- _Required work_
Every record that follows should be printed verbatim.

- _Task inputs_
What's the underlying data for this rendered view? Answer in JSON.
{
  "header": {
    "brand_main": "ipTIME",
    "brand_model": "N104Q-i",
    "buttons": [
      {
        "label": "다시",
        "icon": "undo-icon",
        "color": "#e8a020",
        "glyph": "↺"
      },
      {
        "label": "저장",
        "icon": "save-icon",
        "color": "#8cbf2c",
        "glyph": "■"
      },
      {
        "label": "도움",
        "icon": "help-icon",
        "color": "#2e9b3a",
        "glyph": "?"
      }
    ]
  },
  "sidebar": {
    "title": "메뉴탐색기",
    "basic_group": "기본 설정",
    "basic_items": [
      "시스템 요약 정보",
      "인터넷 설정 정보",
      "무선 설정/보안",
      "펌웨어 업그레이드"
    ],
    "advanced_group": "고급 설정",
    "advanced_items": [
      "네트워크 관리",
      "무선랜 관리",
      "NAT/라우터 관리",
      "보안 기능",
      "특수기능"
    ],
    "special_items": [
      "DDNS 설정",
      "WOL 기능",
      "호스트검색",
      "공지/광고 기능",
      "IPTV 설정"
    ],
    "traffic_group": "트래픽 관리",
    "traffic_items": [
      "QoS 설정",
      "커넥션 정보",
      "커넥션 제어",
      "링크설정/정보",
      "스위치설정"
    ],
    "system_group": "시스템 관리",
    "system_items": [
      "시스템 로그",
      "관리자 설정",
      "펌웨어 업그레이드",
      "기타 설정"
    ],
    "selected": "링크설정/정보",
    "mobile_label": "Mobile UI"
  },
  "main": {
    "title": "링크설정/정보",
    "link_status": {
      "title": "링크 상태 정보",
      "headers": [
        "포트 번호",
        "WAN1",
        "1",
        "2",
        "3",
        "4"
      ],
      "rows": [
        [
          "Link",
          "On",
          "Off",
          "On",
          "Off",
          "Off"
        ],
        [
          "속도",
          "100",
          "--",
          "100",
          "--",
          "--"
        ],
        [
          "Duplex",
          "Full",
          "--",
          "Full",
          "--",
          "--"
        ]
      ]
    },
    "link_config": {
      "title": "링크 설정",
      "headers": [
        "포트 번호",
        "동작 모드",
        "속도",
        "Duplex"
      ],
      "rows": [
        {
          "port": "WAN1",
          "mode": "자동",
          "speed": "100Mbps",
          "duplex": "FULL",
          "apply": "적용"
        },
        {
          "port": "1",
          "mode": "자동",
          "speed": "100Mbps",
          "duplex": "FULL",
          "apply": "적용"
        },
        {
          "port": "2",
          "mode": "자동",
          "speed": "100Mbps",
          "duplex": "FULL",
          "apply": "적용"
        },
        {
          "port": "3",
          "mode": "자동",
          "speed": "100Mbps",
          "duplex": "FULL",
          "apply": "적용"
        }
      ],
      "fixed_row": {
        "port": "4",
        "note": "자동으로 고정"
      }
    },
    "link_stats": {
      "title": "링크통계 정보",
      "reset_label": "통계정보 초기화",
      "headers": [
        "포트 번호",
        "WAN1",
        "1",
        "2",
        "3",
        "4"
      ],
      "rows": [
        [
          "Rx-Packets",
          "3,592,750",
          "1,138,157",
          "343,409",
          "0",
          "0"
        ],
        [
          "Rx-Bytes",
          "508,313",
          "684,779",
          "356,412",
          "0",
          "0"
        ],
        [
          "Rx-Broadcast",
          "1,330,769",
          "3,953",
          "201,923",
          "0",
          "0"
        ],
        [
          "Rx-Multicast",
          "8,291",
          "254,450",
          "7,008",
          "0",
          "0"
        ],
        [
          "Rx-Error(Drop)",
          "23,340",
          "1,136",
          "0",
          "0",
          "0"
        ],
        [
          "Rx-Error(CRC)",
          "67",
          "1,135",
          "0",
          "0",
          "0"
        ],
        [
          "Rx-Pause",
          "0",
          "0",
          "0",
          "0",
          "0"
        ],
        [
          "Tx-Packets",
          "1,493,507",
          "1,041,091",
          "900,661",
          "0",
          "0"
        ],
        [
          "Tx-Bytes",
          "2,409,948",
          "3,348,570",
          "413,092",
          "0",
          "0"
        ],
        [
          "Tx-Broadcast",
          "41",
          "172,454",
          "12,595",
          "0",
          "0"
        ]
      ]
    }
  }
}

- _Complete answer_
What's the underlying data for this rendered view? Answer in JSON.
{
  "header": {
    "brand_main": "ipTIME",
    "brand_model": "N104Q-i",
    "buttons": [
      {
        "label": "다시",
        "icon": "undo-icon",
        "color": "#e8a020",
        "glyph": "↺"
      },
      {
        "label": "저장",
        "icon": "save-icon",
        "color": "#8cbf2c",
        "glyph": "■"
      },
      {
        "label": "도움",
        "icon": "help-icon",
        "color": "#2e9b3a",
        "glyph": "?"
      }
    ]
  },
  "sidebar": {
    "title": "메뉴탐색기",
    "basic_group": "기본 설정",
    "basic_items": [
      "시스템 요약 정보",
      "인터넷 설정 정보",
      "무선 설정/보안",
      "펌웨어 업그레이드"
    ],
    "advanced_group": "고급 설정",
    "advanced_items": [
      "네트워크 관리",
      "무선랜 관리",
      "NAT/라우터 관리",
      "보안 기능",
      "특수기능"
    ],
    "special_items": [
      "DDNS 설정",
      "WOL 기능",
      "호스트검색",
      "공지/광고 기능",
      "IPTV 설정"
    ],
    "traffic_group": "트래픽 관리",
    "traffic_items": [
      "QoS 설정",
      "커넥션 정보",
      "커넥션 제어",
      "링크설정/정보",
      "스위치설정"
    ],
    "system_group": "시스템 관리",
    "system_items": [
      "시스템 로그",
      "관리자 설정",
      "펌웨어 업그레이드",
      "기타 설정"
    ],
    "selected": "링크설정/정보",
    "mobile_label": "Mobile UI"
  },
  "main": {
    "title": "링크설정/정보",
    "link_status": {
      "title": "링크 상태 정보",
      "headers": [
        "포트 번호",
        "WAN1",
        "1",
        "2",
        "3",
        "4"
      ],
      "rows": [
        [
          "Link",
          "On",
          "Off",
          "On",
          "Off",
          "Off"
        ],
        [
          "속도",
          "100",
          "--",
          "100",
          "--",
          "--"
        ],
        [
          "Duplex",
          "Full",
          "--",
          "Full",
          "--",
          "--"
        ]
      ]
    },
    "link_config": {
      "title": "링크 설정",
      "headers": [
        "포트 번호",
        "동작 모드",
        "속도",
        "Duplex"
      ],
      "rows": [
        {
          "port": "WAN1",
          "mode": "자동",
          "speed": "100Mbps",
          "duplex": "FULL",
          "apply": "적용"
        },
        {
          "port": "1",
          "mode": "자동",
          "speed": "100Mbps",
          "duplex": "FULL",
          "apply": "적용"
        },
        {
          "port": "2",
          "mode": "자동",
          "speed": "100Mbps",
          "duplex": "FULL",
          "apply": "적용"
        },
        {
          "port": "3",
          "mode": "자동",
          "speed": "100Mbps",
          "duplex": "FULL",
          "apply": "적용"
        }
      ],
      "fixed_row": {
        "port": "4",
        "note": "자동으로 고정"
      }
    },
    "link_stats": {
      "title": "링크통계 정보",
      "reset_label": "통계정보 초기화",
      "headers": [
        "포트 번호",
        "WAN1",
        "1",
        "2",
        "3",
        "4"
      ],
      "rows": [
        [
          "Rx-Packets",
          "3,592,750",
          "1,138,157",
          "343,409",
          "0",
          "0"
        ],
        [
          "Rx-Bytes",
          "508,313",
          "684,779",
          "356,412",
          "0",
          "0"
        ],
        [
          "Rx-Broadcast",
          "1,330,769",
          "3,953",
          "201,923",
          "0",
          "0"
        ],
        [
          "Rx-Multicast",
          "8,291",
          "254,450",
          "7,008",
          "0",
          "0"
        ],
        [
          "Rx-Error(Drop)",
          "23,340",
          "1,136",
          "0",
          "0",
          "0"
        ],
        [
          "Rx-Error(CRC)",
          "67",
          "1,135",
          "0",
          "0",
          "0"
        ],
        [
          "Rx-Pause",
          "0",
          "0",
          "0",
          "0",
          "0"
        ],
        [
          "Tx-Packets",
          "1,493,507",
          "1,041,091",
          "900,661",
          "0",
          "0"
        ],
        [
          "Tx-Bytes",
          "2,409,948",
          "3,348,570",
          "413,092",
          "0",
          "0"
        ],
        [
          "Tx-Broadcast",
          "41",
          "172,454",
          "12,595",
          "0",
          "0"
        ]
      ]
    }
  }
}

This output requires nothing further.